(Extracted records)

────────

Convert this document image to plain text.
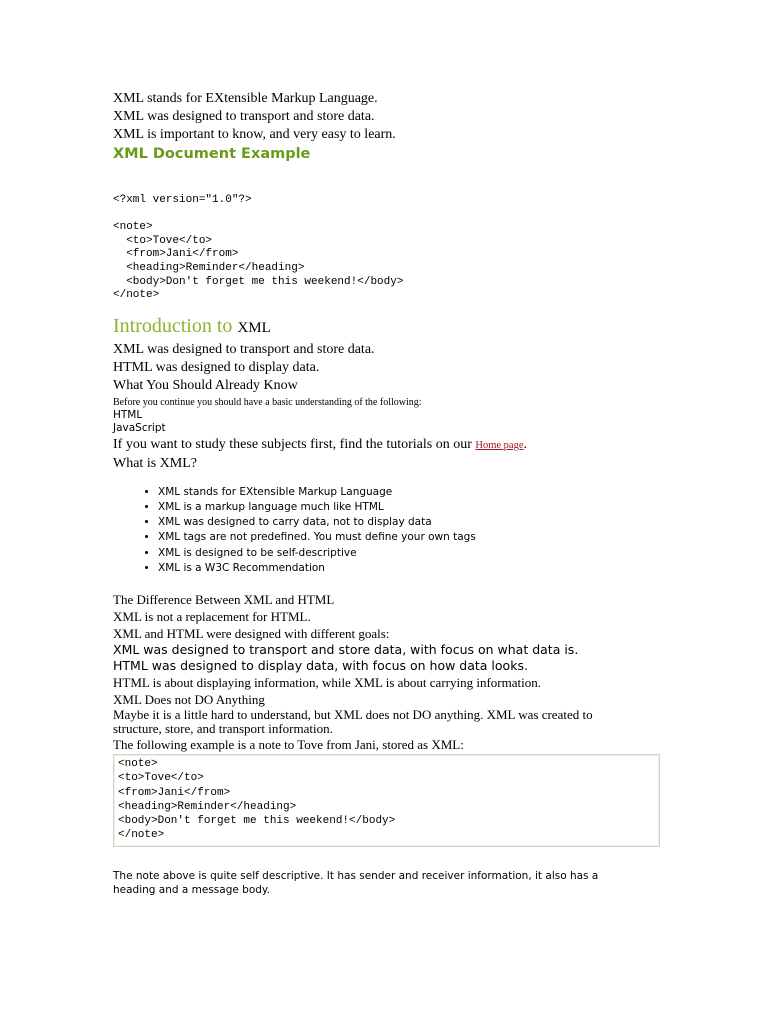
XML stands for EXtensible Markup Language.
XML was designed to transport and store data.
XML is important to know, and very easy to learn.
XML Document Example
<?xml version="1.0"?>

<note>
<to>Tove</to>
<from>Jani</from>
<heading>Reminder</heading>
<body>Don't forget me this weekend!</body>
</note>
Introduction to XML
XML was designed to transport and store data.
HTML was designed to display data.
What You Should Already Know
Before you continue you should have a basic understanding of the following:
HTML
JavaScript
If you want to study these subjects first, find the tutorials on our Home page.
What is XML?
• XML stands for EXtensible Markup Language
• XML is a markup language much like HTML
• XML was designed to carry data, not to display data
• XML tags are not predefined. You must define your own tags
• XML is designed to be self-descriptive
• XML is a W3C Recommendation
The Difference Between XML and HTML
XML is not a replacement for HTML.
XML and HTML were designed with different goals:
XML was designed to transport and store data, with focus on what data is.
HTML was designed to display data, with focus on how data looks.
HTML is about displaying information, while XML is about carrying information.
XML Does not DO Anything
Maybe it is a little hard to understand, but XML does not DO anything. XML was created to structure, store, and transport information.
The following example is a note to Tove from Jani, stored as XML:
<note>
<to>Tove</to>
<from>Jani</from>
<heading>Reminder</heading>
<body>Don't forget me this weekend!</body>
</note>
The note above is quite self descriptive. It has sender and receiver information, it also has a heading and a message body.
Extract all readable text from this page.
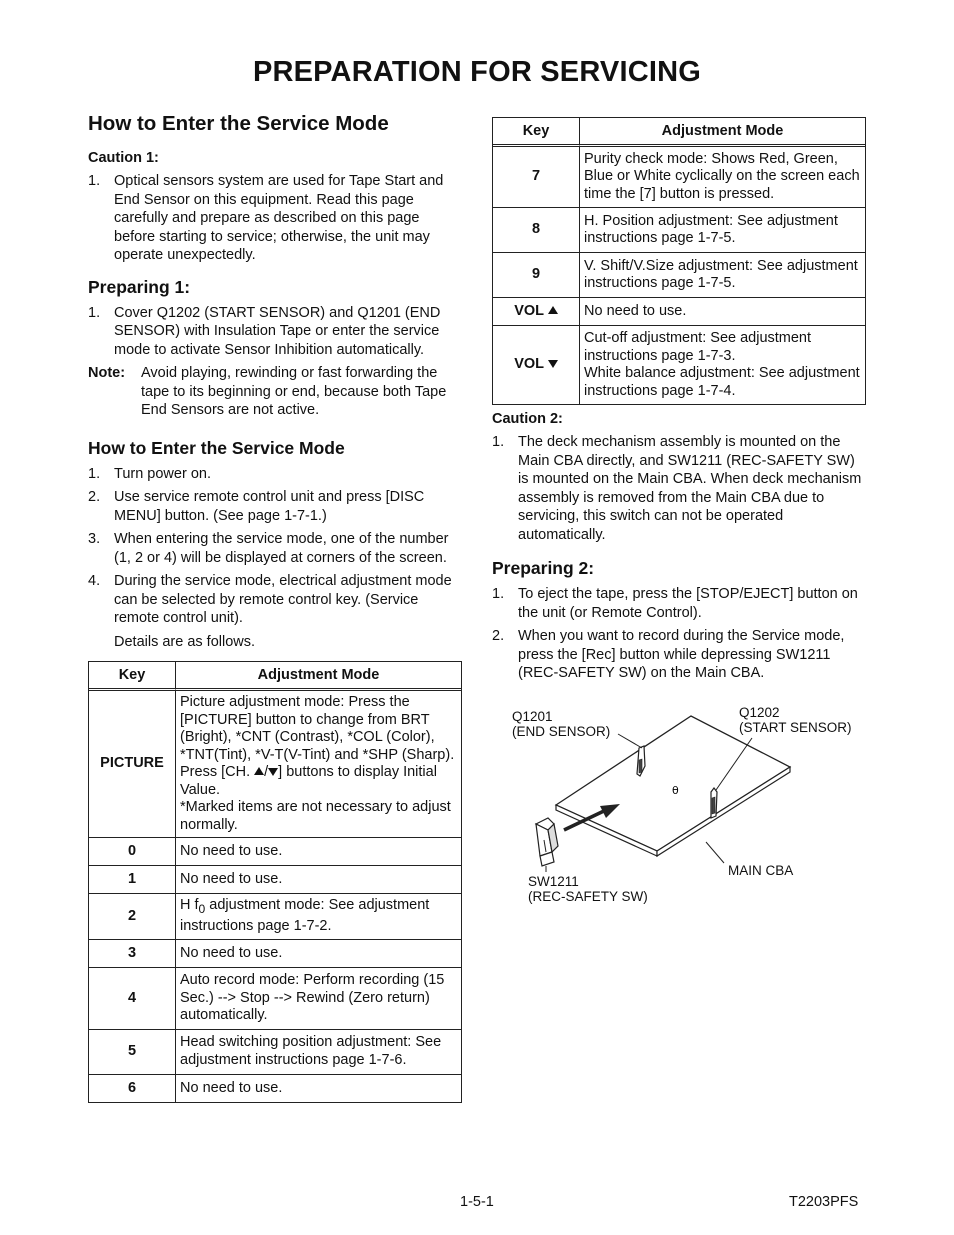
PREPARATION FOR SERVICING
How to Enter the Service Mode
Caution 1:
1. Optical sensors system are used for Tape Start and End Sensor on this equipment. Read this page carefully and prepare as described on this page before starting to service; otherwise, the unit may operate unexpectedly.
Preparing 1:
1. Cover Q1202 (START SENSOR) and Q1201 (END SENSOR) with Insulation Tape or enter the service mode to activate Sensor Inhibition automatically.
Note:	Avoid playing, rewinding or fast forwarding the tape to its beginning or end, because both Tape End Sensors are not active.
How to Enter the Service Mode
1. Turn power on.
2. Use service remote control unit and press [DISC MENU] button. (See page 1-7-1.)
3. When entering the service mode, one of the number (1, 2 or 4) will be displayed at corners of the screen.
4. During the service mode, electrical adjustment mode can be selected by remote control key. (Service remote control unit).
Details are as follows.
Key	Adjustment Mode
PICTURE	Picture adjustment mode: Press the [PICTURE] button to change from BRT (Bright), *CNT (Contrast), *COL (Color), *TNT(Tint), *V-T(V-Tint) and *SHP (Sharp). Press [CH. / ] buttons to display Initial Value.
*Marked items are not necessary to adjust normally.
0	No need to use.
1	No need to use.
2	H $f_0$ adjustment mode: See adjustment instructions page 1-7-2.
3	No need to use.
4	Auto record mode: Perform recording (15 Sec.) --> Stop --> Rewind (Zero return) automatically.
5	Head switching position adjustment: See adjustment instructions page 1-7-6.
6	No need to use.
Key	Adjustment Mode
7	Purity check mode: Shows Red, Green, Blue or White cyclically on the screen each time the [7] button is pressed.
8	H. Position adjustment: See adjustment instructions page 1-7-5.
9	V. Shift/V.Size adjustment: See adjustment instructions page 1-7-5.
VOL	No need to use.
VOL	Cut-off adjustment: See adjustment instructions page 1-7-3.
White balance adjustment: See adjustment instructions page 1-7-4.
Caution 2:
1. The deck mechanism assembly is mounted on the Main CBA directly, and SW1211 (REC-SAFETY SW) is mounted on the Main CBA. When deck mechanism assembly is removed from the Main CBA due to servicing, this switch can not be operated automatically.
Preparing 2:
1. To eject the tape, press the [STOP/EJECT] button on the unit (or Remote Control).
2. When you want to record during the Service mode, press the [Rec] button while depressing SW1211 (REC-SAFETY SW) on the Main CBA.
θ
Q1201
(END SENSOR)
Q1202
(START SENSOR)
MAIN CBA
SW1211
(REC-SAFETY SW)
1-5-1	T2203PFS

────────

— EXERCISE BRIEF —
Select and copy every line of the listing with the word "focus".

— RESULT —
XML was designed to transport and store data, with focus on what data is.
HTML was designed to display data, with focus on how data looks.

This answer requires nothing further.